-- start of STORED RECORDS --

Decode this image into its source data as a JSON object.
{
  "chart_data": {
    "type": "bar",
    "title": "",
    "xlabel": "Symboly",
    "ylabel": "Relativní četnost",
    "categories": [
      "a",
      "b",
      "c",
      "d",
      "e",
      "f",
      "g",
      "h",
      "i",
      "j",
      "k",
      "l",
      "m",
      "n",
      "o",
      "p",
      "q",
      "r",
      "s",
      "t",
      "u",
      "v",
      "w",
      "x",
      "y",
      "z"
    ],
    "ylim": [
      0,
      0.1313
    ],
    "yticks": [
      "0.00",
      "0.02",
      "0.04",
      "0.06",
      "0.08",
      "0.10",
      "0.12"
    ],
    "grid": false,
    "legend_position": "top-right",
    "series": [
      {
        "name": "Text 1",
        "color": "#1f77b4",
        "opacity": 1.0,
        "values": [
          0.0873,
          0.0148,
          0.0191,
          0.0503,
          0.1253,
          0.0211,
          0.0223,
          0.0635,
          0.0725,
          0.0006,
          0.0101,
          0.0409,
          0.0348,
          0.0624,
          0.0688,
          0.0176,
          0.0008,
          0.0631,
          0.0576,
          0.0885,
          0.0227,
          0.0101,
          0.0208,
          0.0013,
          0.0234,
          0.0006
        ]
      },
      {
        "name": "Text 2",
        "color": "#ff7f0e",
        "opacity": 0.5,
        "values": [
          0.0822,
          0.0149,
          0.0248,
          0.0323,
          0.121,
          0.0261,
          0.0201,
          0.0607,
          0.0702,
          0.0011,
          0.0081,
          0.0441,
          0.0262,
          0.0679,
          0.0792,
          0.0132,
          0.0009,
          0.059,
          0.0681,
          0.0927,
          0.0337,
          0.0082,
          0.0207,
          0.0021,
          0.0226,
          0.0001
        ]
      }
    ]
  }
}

-- end of STORED RECORDS --

■ STATED TASK:
Could you quote the material above in full, exactly as it stands?

■ FULL SOLUTION:
Decode this image into its source data as a JSON object.
{
  "chart_data": {
    "type": "bar",
    "title": "",
    "xlabel": "Symboly",
    "ylabel": "Relativní četnost",
    "categories": [
      "a",
      "b",
      "c",
      "d",
      "e",
      "f",
      "g",
      "h",
      "i",
      "j",
      "k",
      "l",
      "m",
      "n",
      "o",
      "p",
      "q",
      "r",
      "s",
      "t",
      "u",
      "v",
      "w",
      "x",
      "y",
      "z"
    ],
    "ylim": [
      0,
      0.1313
    ],
    "yticks": [
      "0.00",
      "0.02",
      "0.04",
      "0.06",
      "0.08",
      "0.10",
      "0.12"
    ],
    "grid": false,
    "legend_position": "top-right",
    "series": [
      {
        "name": "Text 1",
        "color": "#1f77b4",
        "opacity": 1.0,
        "values": [
          0.0873,
          0.0148,
          0.0191,
          0.0503,
          0.1253,
          0.0211,
          0.0223,
          0.0635,
          0.0725,
          0.0006,
          0.0101,
          0.0409,
          0.0348,
          0.0624,
          0.0688,
          0.0176,
          0.0008,
          0.0631,
          0.0576,
          0.0885,
          0.0227,
          0.0101,
          0.0208,
          0.0013,
          0.0234,
          0.0006
        ]
      },
      {
        "name": "Text 2",
        "color": "#ff7f0e",
        "opacity": 0.5,
        "values": [
          0.0822,
          0.0149,
          0.0248,
          0.0323,
          0.121,
          0.0261,
          0.0201,
          0.0607,
          0.0702,
          0.0011,
          0.0081,
          0.0441,
          0.0262,
          0.0679,
          0.0792,
          0.0132,
          0.0009,
          0.059,
          0.0681,
          0.0927,
          0.0337,
          0.0082,
          0.0207,
          0.0021,
          0.0226,
          0.0001
        ]
      }
    ]
  }
}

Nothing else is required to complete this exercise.